WHAT YOU HAVE TO DO: Copy each line of the data below exactly, leaving out pictures.

Start of SUPPLIED RECORDS

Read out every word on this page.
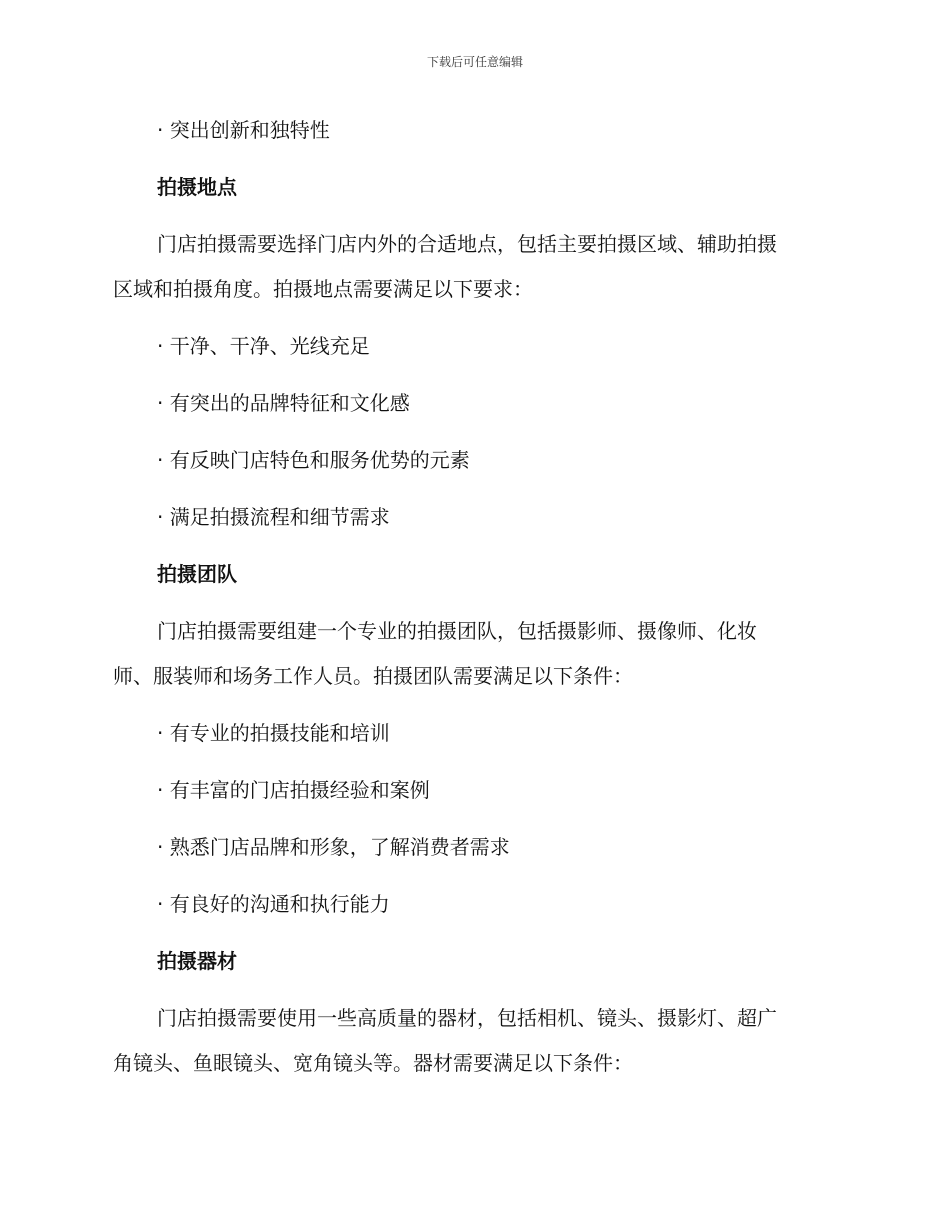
下载后可任意编辑

· 突出创新和独特性

拍摄地点

门店拍摄需要选择门店内外的合适地点，包括主要拍摄区域、辅助拍摄
区域和拍摄角度。拍摄地点需要满足以下要求：

· 干净、干净、光线充足

· 有突出的品牌特征和文化感

· 有反映门店特色和服务优势的元素

· 满足拍摄流程和细节需求

拍摄团队

门店拍摄需要组建一个专业的拍摄团队，包括摄影师、摄像师、化妆
师、服装师和场务工作人员。拍摄团队需要满足以下条件：

· 有专业的拍摄技能和培训

· 有丰富的门店拍摄经验和案例

· 熟悉门店品牌和形象，了解消费者需求

· 有良好的沟通和执行能力

拍摄器材

门店拍摄需要使用一些高质量的器材，包括相机、镜头、摄影灯、超广
角镜头、鱼眼镜头、宽角镜头等。器材需要满足以下条件：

End of SUPPLIED RECORDS

EXERCISE RESULT:
Read out every word on this page.
下载后可任意编辑

· 突出创新和独特性

拍摄地点

门店拍摄需要选择门店内外的合适地点，包括主要拍摄区域、辅助拍摄
区域和拍摄角度。拍摄地点需要满足以下要求：

· 干净、干净、光线充足

· 有突出的品牌特征和文化感

· 有反映门店特色和服务优势的元素

· 满足拍摄流程和细节需求

拍摄团队

门店拍摄需要组建一个专业的拍摄团队，包括摄影师、摄像师、化妆
师、服装师和场务工作人员。拍摄团队需要满足以下条件：

· 有专业的拍摄技能和培训

· 有丰富的门店拍摄经验和案例

· 熟悉门店品牌和形象，了解消费者需求

· 有良好的沟通和执行能力

拍摄器材

门店拍摄需要使用一些高质量的器材，包括相机、镜头、摄影灯、超广
角镜头、鱼眼镜头、宽角镜头等。器材需要满足以下条件：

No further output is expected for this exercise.